> Given request:
Extract every line below, verbatim.
* * *
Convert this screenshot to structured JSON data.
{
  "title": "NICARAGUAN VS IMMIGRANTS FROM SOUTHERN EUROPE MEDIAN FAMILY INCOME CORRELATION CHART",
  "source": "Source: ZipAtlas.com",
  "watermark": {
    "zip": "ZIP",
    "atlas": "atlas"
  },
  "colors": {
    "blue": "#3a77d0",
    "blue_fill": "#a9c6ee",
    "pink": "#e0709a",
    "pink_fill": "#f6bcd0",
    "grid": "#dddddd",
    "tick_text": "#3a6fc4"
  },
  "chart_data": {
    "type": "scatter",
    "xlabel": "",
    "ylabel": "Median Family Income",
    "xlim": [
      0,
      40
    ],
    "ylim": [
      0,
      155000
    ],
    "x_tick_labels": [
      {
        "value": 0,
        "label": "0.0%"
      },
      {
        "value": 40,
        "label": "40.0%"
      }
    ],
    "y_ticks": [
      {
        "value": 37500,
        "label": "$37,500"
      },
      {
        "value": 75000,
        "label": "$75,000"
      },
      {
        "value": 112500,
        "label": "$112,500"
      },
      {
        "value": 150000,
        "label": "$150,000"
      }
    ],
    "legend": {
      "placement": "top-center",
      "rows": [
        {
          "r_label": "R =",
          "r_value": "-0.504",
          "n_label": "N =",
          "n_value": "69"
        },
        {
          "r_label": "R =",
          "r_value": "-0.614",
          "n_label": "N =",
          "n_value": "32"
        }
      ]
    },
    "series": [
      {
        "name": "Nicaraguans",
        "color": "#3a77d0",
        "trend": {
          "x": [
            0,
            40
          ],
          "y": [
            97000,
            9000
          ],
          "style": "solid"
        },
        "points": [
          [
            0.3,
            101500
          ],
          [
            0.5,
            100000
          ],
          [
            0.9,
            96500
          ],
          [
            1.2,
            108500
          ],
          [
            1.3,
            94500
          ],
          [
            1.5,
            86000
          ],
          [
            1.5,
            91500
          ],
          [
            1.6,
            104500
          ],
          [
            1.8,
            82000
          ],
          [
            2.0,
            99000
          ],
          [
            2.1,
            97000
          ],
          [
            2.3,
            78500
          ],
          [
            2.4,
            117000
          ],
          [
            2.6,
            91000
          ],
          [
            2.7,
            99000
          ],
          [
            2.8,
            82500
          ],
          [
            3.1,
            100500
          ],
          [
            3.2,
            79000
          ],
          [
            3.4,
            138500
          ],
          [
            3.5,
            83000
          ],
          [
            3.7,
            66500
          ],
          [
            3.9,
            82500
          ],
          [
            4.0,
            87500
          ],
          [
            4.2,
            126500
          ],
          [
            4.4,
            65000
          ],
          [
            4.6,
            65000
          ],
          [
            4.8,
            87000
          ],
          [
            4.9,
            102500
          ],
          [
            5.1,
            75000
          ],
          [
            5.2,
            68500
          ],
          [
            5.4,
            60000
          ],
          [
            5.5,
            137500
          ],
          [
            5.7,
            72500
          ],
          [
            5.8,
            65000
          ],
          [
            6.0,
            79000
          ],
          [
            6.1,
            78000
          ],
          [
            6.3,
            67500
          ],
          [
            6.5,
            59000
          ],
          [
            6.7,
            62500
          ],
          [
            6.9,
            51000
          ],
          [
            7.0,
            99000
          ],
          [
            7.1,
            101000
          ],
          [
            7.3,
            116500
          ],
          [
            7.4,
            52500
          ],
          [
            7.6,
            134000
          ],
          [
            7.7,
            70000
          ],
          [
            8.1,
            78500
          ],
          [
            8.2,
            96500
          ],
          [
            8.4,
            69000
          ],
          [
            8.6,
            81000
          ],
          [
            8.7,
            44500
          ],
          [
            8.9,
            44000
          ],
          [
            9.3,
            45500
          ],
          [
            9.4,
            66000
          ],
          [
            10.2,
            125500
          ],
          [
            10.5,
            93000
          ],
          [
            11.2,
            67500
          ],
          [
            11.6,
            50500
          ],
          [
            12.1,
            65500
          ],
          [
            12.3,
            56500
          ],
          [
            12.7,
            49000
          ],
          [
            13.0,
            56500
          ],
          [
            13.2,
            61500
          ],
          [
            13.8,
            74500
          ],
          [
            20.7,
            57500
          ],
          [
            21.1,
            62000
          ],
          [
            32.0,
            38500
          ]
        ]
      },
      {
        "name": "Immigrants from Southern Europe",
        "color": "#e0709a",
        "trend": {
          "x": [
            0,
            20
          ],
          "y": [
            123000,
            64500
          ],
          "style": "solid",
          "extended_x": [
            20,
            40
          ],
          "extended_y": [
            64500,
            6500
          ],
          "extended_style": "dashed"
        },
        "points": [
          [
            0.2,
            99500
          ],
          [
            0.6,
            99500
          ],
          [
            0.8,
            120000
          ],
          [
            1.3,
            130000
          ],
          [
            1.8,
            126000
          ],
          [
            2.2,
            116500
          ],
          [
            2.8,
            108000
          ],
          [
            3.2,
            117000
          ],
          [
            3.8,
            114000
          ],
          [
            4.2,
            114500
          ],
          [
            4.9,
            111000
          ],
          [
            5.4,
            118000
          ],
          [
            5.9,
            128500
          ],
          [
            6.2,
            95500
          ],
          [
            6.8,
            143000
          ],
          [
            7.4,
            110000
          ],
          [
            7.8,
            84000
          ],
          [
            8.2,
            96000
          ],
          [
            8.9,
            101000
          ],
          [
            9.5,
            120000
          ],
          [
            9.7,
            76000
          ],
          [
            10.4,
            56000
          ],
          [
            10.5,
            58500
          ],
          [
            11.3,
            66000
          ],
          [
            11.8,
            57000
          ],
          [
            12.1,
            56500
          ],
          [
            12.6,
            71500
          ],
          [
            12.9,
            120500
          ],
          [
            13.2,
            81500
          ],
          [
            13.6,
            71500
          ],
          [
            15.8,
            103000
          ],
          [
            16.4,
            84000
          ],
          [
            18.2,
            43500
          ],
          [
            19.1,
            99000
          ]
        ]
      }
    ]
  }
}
* * *
> Response to this task:
Convert this screenshot to structured JSON data.
{
  "title": "NICARAGUAN VS IMMIGRANTS FROM SOUTHERN EUROPE MEDIAN FAMILY INCOME CORRELATION CHART",
  "source": "Source: ZipAtlas.com",
  "watermark": {
    "zip": "ZIP",
    "atlas": "atlas"
  },
  "colors": {
    "blue": "#3a77d0",
    "blue_fill": "#a9c6ee",
    "pink": "#e0709a",
    "pink_fill": "#f6bcd0",
    "grid": "#dddddd",
    "tick_text": "#3a6fc4"
  },
  "chart_data": {
    "type": "scatter",
    "xlabel": "",
    "ylabel": "Median Family Income",
    "xlim": [
      0,
      40
    ],
    "ylim": [
      0,
      155000
    ],
    "x_tick_labels": [
      {
        "value": 0,
        "label": "0.0%"
      },
      {
        "value": 40,
        "label": "40.0%"
      }
    ],
    "y_ticks": [
      {
        "value": 37500,
        "label": "$37,500"
      },
      {
        "value": 75000,
        "label": "$75,000"
      },
      {
        "value": 112500,
        "label": "$112,500"
      },
      {
        "value": 150000,
        "label": "$150,000"
      }
    ],
    "legend": {
      "placement": "top-center",
      "rows": [
        {
          "r_label": "R =",
          "r_value": "-0.504",
          "n_label": "N =",
          "n_value": "69"
        },
        {
          "r_label": "R =",
          "r_value": "-0.614",
          "n_label": "N =",
          "n_value": "32"
        }
      ]
    },
    "series": [
      {
        "name": "Nicaraguans",
        "color": "#3a77d0",
        "trend": {
          "x": [
            0,
            40
          ],
          "y": [
            97000,
            9000
          ],
          "style": "solid"
        },
        "points": [
          [
            0.3,
            101500
          ],
          [
            0.5,
            100000
          ],
          [
            0.9,
            96500
          ],
          [
            1.2,
            108500
          ],
          [
            1.3,
            94500
          ],
          [
            1.5,
            86000
          ],
          [
            1.5,
            91500
          ],
          [
            1.6,
            104500
          ],
          [
            1.8,
            82000
          ],
          [
            2.0,
            99000
          ],
          [
            2.1,
            97000
          ],
          [
            2.3,
            78500
          ],
          [
            2.4,
            117000
          ],
          [
            2.6,
            91000
          ],
          [
            2.7,
            99000
          ],
          [
            2.8,
            82500
          ],
          [
            3.1,
            100500
          ],
          [
            3.2,
            79000
          ],
          [
            3.4,
            138500
          ],
          [
            3.5,
            83000
          ],
          [
            3.7,
            66500
          ],
          [
            3.9,
            82500
          ],
          [
            4.0,
            87500
          ],
          [
            4.2,
            126500
          ],
          [
            4.4,
            65000
          ],
          [
            4.6,
            65000
          ],
          [
            4.8,
            87000
          ],
          [
            4.9,
            102500
          ],
          [
            5.1,
            75000
          ],
          [
            5.2,
            68500
          ],
          [
            5.4,
            60000
          ],
          [
            5.5,
            137500
          ],
          [
            5.7,
            72500
          ],
          [
            5.8,
            65000
          ],
          [
            6.0,
            79000
          ],
          [
            6.1,
            78000
          ],
          [
            6.3,
            67500
          ],
          [
            6.5,
            59000
          ],
          [
            6.7,
            62500
          ],
          [
            6.9,
            51000
          ],
          [
            7.0,
            99000
          ],
          [
            7.1,
            101000
          ],
          [
            7.3,
            116500
          ],
          [
            7.4,
            52500
          ],
          [
            7.6,
            134000
          ],
          [
            7.7,
            70000
          ],
          [
            8.1,
            78500
          ],
          [
            8.2,
            96500
          ],
          [
            8.4,
            69000
          ],
          [
            8.6,
            81000
          ],
          [
            8.7,
            44500
          ],
          [
            8.9,
            44000
          ],
          [
            9.3,
            45500
          ],
          [
            9.4,
            66000
          ],
          [
            10.2,
            125500
          ],
          [
            10.5,
            93000
          ],
          [
            11.2,
            67500
          ],
          [
            11.6,
            50500
          ],
          [
            12.1,
            65500
          ],
          [
            12.3,
            56500
          ],
          [
            12.7,
            49000
          ],
          [
            13.0,
            56500
          ],
          [
            13.2,
            61500
          ],
          [
            13.8,
            74500
          ],
          [
            20.7,
            57500
          ],
          [
            21.1,
            62000
          ],
          [
            32.0,
            38500
          ]
        ]
      },
      {
        "name": "Immigrants from Southern Europe",
        "color": "#e0709a",
        "trend": {
          "x": [
            0,
            20
          ],
          "y": [
            123000,
            64500
          ],
          "style": "solid",
          "extended_x": [
            20,
            40
          ],
          "extended_y": [
            64500,
            6500
          ],
          "extended_style": "dashed"
        },
        "points": [
          [
            0.2,
            99500
          ],
          [
            0.6,
            99500
          ],
          [
            0.8,
            120000
          ],
          [
            1.3,
            130000
          ],
          [
            1.8,
            126000
          ],
          [
            2.2,
            116500
          ],
          [
            2.8,
            108000
          ],
          [
            3.2,
            117000
          ],
          [
            3.8,
            114000
          ],
          [
            4.2,
            114500
          ],
          [
            4.9,
            111000
          ],
          [
            5.4,
            118000
          ],
          [
            5.9,
            128500
          ],
          [
            6.2,
            95500
          ],
          [
            6.8,
            143000
          ],
          [
            7.4,
            110000
          ],
          [
            7.8,
            84000
          ],
          [
            8.2,
            96000
          ],
          [
            8.9,
            101000
          ],
          [
            9.5,
            120000
          ],
          [
            9.7,
            76000
          ],
          [
            10.4,
            56000
          ],
          [
            10.5,
            58500
          ],
          [
            11.3,
            66000
          ],
          [
            11.8,
            57000
          ],
          [
            12.1,
            56500
          ],
          [
            12.6,
            71500
          ],
          [
            12.9,
            120500
          ],
          [
            13.2,
            81500
          ],
          [
            13.6,
            71500
          ],
          [
            15.8,
            103000
          ],
          [
            16.4,
            84000
          ],
          [
            18.2,
            43500
          ],
          [
            19.1,
            99000
          ]
        ]
      }
    ]
  }
}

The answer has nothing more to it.